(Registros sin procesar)
┌────────

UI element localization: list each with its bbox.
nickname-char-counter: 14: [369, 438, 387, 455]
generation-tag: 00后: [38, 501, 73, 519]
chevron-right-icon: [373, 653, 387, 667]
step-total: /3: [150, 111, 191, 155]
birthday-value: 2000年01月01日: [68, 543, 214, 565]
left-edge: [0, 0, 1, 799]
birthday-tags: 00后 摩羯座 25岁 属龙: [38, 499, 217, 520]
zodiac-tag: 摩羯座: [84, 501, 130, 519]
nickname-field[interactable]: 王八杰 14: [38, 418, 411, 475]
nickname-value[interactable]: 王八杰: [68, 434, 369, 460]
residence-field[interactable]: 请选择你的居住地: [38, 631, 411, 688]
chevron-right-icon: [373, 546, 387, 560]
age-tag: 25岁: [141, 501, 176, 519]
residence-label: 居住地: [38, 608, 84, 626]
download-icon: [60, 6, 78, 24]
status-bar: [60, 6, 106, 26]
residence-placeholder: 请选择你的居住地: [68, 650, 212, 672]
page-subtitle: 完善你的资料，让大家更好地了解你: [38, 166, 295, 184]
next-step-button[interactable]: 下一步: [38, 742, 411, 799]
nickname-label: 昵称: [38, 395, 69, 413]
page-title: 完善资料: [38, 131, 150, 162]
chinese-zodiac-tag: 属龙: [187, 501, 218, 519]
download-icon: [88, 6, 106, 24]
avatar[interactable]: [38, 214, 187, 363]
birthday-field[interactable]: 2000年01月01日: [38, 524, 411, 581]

└────────

→ **Instrucciones de la tarea**:
Reproduce sin cambios los registros desde el comienzo hasta la línea que contiene "nickname-field[interactable]: 王八杰 14: [38, 418, 411, 475]", ambas incluidas.

→ **Solución del ejercicio**:
UI element localization: list each with its bbox.
nickname-char-counter: 14: [369, 438, 387, 455]
generation-tag: 00后: [38, 501, 73, 519]
chevron-right-icon: [373, 653, 387, 667]
step-total: /3: [150, 111, 191, 155]
birthday-value: 2000年01月01日: [68, 543, 214, 565]
left-edge: [0, 0, 1, 799]
birthday-tags: 00后 摩羯座 25岁 属龙: [38, 499, 217, 520]
zodiac-tag: 摩羯座: [84, 501, 130, 519]
nickname-field[interactable]: 王八杰 14: [38, 418, 411, 475]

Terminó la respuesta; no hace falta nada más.